▸ **WORK TO DO**: Copy each line of the entries that contains the word "JSON".

-- Start of MATERIAL PROVIDED --

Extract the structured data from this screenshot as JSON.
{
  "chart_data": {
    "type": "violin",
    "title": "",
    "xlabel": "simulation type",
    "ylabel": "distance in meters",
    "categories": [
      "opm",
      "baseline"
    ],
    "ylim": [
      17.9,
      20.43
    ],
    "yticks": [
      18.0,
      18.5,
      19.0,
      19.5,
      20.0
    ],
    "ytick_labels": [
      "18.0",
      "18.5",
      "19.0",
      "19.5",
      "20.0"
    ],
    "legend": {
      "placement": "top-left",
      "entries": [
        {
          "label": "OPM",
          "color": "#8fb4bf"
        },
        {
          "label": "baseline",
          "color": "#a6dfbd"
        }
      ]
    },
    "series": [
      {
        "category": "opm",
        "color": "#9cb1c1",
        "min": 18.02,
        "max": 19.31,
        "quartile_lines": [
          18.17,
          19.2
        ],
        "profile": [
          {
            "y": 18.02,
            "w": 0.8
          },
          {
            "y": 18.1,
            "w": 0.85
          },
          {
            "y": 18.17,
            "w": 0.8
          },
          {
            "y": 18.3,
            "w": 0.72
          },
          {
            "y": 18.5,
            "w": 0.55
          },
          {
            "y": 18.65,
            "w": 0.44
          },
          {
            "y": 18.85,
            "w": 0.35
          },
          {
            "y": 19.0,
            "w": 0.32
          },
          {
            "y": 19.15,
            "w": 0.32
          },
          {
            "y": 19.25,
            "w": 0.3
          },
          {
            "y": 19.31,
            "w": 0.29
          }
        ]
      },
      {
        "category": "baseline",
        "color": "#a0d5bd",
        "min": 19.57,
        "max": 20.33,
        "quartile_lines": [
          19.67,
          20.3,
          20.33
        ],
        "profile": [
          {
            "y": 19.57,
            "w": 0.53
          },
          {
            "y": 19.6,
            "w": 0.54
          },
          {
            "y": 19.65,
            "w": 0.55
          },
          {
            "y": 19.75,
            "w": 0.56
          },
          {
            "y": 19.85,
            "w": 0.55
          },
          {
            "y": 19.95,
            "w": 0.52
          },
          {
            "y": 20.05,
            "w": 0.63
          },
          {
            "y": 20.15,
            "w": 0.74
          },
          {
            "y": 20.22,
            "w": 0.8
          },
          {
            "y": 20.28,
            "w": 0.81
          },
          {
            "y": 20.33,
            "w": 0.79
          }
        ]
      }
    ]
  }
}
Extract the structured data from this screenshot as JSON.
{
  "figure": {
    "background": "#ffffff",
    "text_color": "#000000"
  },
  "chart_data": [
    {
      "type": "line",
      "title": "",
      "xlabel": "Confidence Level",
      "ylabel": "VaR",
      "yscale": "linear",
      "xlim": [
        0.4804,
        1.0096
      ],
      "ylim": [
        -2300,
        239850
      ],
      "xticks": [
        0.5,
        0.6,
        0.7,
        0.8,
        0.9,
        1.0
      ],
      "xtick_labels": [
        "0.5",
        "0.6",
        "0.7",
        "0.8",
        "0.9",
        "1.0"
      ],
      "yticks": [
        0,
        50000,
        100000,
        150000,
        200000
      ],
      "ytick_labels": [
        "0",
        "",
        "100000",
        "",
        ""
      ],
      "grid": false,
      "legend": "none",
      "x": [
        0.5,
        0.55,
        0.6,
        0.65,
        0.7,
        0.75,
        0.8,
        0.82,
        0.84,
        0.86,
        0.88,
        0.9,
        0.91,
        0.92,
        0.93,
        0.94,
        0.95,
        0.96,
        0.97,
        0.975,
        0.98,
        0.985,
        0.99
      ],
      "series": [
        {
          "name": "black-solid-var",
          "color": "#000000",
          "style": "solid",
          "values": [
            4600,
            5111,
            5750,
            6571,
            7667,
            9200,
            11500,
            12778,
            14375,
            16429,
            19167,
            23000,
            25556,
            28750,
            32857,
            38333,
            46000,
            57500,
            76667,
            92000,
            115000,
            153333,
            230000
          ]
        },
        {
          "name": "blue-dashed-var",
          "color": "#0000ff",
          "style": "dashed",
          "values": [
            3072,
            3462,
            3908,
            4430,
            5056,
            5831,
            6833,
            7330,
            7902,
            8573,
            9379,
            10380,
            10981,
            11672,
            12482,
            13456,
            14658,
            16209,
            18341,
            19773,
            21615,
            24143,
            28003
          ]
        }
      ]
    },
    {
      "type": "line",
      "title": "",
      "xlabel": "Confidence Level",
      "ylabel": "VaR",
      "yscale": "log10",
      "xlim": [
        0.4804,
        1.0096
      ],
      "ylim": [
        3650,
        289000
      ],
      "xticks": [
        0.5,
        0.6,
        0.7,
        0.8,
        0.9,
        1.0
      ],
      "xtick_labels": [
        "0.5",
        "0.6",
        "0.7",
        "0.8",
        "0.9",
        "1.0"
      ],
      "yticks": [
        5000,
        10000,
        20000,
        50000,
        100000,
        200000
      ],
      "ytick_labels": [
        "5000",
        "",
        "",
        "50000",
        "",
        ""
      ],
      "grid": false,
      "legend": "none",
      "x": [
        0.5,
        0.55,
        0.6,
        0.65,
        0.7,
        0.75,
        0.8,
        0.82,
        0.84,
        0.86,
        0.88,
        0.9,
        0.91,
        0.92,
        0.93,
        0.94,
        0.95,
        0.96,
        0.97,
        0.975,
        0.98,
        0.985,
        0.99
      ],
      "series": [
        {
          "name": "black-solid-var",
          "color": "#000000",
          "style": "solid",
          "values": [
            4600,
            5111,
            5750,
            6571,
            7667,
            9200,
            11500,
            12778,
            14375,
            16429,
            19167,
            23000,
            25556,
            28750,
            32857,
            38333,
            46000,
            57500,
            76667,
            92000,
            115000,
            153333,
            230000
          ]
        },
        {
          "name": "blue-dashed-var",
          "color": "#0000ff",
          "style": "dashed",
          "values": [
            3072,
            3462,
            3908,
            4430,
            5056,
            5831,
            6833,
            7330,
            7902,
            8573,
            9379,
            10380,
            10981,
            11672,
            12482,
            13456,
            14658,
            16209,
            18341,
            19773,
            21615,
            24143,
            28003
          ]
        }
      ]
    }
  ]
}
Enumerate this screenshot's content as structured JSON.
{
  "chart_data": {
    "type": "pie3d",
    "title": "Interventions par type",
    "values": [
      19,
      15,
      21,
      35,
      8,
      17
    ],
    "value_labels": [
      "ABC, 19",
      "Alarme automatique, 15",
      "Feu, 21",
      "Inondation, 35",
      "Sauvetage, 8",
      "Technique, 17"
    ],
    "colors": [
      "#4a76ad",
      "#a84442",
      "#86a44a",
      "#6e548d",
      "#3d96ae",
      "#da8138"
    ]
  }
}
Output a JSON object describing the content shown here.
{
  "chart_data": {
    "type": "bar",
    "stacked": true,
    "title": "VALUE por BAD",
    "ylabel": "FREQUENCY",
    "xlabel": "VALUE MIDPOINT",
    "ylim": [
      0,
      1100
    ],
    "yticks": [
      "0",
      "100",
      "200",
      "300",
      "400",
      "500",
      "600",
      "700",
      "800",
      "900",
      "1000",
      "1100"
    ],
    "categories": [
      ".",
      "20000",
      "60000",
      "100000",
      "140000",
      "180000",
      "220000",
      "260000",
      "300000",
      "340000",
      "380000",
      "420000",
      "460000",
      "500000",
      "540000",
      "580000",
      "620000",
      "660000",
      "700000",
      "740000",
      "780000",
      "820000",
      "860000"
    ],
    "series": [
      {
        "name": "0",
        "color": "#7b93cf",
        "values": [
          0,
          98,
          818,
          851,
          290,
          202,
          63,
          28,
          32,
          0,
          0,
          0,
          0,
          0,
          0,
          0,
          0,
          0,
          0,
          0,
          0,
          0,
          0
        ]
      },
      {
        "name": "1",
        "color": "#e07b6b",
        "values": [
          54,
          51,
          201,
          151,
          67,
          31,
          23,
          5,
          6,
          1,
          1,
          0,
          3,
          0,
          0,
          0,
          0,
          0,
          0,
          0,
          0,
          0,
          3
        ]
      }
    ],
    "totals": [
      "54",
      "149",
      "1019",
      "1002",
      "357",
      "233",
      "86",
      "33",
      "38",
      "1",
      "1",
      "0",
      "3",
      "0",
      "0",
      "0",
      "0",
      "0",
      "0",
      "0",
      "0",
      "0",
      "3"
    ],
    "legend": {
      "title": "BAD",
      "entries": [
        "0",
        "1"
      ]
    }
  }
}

-- End of MATERIAL PROVIDED --

▸ **SOLVED EXERCISE**:
Extract the structured data from this screenshot as JSON.
Extract the structured data from this screenshot as JSON.
Enumerate this screenshot's content as structured JSON.
Output a JSON object describing the content shown here.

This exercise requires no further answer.